- [Task requirements]: Convert the rows below into a single numbered list with one line per item, and leave out any blank lines.

- [Data provided]:
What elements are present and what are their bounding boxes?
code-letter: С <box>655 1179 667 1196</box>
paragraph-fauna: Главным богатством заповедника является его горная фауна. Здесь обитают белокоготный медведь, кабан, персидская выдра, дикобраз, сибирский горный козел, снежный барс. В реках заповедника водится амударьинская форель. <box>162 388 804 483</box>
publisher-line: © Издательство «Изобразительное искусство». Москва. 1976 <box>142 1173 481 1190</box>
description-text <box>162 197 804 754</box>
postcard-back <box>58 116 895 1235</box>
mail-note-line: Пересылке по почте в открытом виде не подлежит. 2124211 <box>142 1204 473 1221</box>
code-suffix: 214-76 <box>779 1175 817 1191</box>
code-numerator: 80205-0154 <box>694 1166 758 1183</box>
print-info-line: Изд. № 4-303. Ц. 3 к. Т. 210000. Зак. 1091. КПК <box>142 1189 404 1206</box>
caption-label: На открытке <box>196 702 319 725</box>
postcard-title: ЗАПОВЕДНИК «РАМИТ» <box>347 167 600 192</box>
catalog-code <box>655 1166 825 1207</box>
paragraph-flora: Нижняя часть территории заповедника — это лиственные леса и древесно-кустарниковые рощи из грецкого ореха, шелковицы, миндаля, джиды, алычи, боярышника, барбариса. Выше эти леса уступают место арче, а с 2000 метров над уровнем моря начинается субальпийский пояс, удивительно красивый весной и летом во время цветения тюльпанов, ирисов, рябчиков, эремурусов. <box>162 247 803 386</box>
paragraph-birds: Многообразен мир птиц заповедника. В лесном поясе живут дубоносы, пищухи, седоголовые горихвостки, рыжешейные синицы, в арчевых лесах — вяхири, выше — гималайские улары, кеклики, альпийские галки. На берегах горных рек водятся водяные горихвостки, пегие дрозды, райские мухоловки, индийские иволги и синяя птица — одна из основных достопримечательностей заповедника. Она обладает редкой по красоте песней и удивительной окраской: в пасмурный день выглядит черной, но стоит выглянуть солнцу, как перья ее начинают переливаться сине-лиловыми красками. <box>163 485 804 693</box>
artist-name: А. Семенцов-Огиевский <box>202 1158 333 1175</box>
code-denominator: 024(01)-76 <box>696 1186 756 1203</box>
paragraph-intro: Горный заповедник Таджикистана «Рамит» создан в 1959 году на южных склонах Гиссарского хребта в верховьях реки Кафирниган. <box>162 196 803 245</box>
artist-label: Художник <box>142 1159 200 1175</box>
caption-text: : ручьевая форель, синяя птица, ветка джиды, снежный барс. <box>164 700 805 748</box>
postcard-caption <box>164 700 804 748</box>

- [Written answer]:
1. What elements are present and what are their bounding boxes?
2. code-letter: С <box>655 1179 667 1196</box>
3. paragraph-fauna: Главным богатством заповедника является его горная фауна. Здесь обитают белокоготный медведь, кабан, персидская выдра, дикобраз, сибирский горный козел, снежный барс. В реках заповедника водится амударьинская форель. <box>162 388 804 483</box>
4. publisher-line: © Издательство «Изобразительное искусство». Москва. 1976 <box>142 1173 481 1190</box>
5. description-text <box>162 197 804 754</box>
6. postcard-back <box>58 116 895 1235</box>
7. mail-note-line: Пересылке по почте в открытом виде не подлежит. 2124211 <box>142 1204 473 1221</box>
8. code-suffix: 214-76 <box>779 1175 817 1191</box>
9. code-numerator: 80205-0154 <box>694 1166 758 1183</box>
10. print-info-line: Изд. № 4-303. Ц. 3 к. Т. 210000. Зак. 1091. КПК <box>142 1189 404 1206</box>
11. caption-label: На открытке <box>196 702 319 725</box>
12. postcard-title: ЗАПОВЕДНИК «РАМИТ» <box>347 167 600 192</box>
13. catalog-code <box>655 1166 825 1207</box>
14. paragraph-flora: Нижняя часть территории заповедника — это лиственные леса и древесно-кустарниковые рощи из грецкого ореха, шелковицы, миндаля, джиды, алычи, боярышника, барбариса. Выше эти леса уступают место арче, а с 2000 метров над уровнем моря начинается субальпийский пояс, удивительно красивый весной и летом во время цветения тюльпанов, ирисов, рябчиков, эремурусов. <box>162 247 803 386</box>
15. paragraph-birds: Многообразен мир птиц заповедника. В лесном поясе живут дубоносы, пищухи, седоголовые горихвостки, рыжешейные синицы, в арчевых лесах — вяхири, выше — гималайские улары, кеклики, альпийские галки. На берегах горных рек водятся водяные горихвостки, пегие дрозды, райские мухоловки, индийские иволги и синяя птица — одна из основных достопримечательностей заповедника. Она обладает редкой по красоте песней и удивительной окраской: в пасмурный день выглядит черной, но стоит выглянуть солнцу, как перья ее начинают переливаться сине-лиловыми красками. <box>163 485 804 693</box>
16. artist-name: А. Семенцов-Огиевский <box>202 1158 333 1175</box>
17. code-denominator: 024(01)-76 <box>696 1186 756 1203</box>
18. paragraph-intro: Горный заповедник Таджикистана «Рамит» создан в 1959 году на южных склонах Гиссарского хребта в верховьях реки Кафирниган. <box>162 196 803 245</box>
19. artist-label: Художник <box>142 1159 200 1175</box>
20. caption-text: : ручьевая форель, синяя птица, ветка джиды, снежный барс. <box>164 700 805 748</box>
21. postcard-caption <box>164 700 804 748</box>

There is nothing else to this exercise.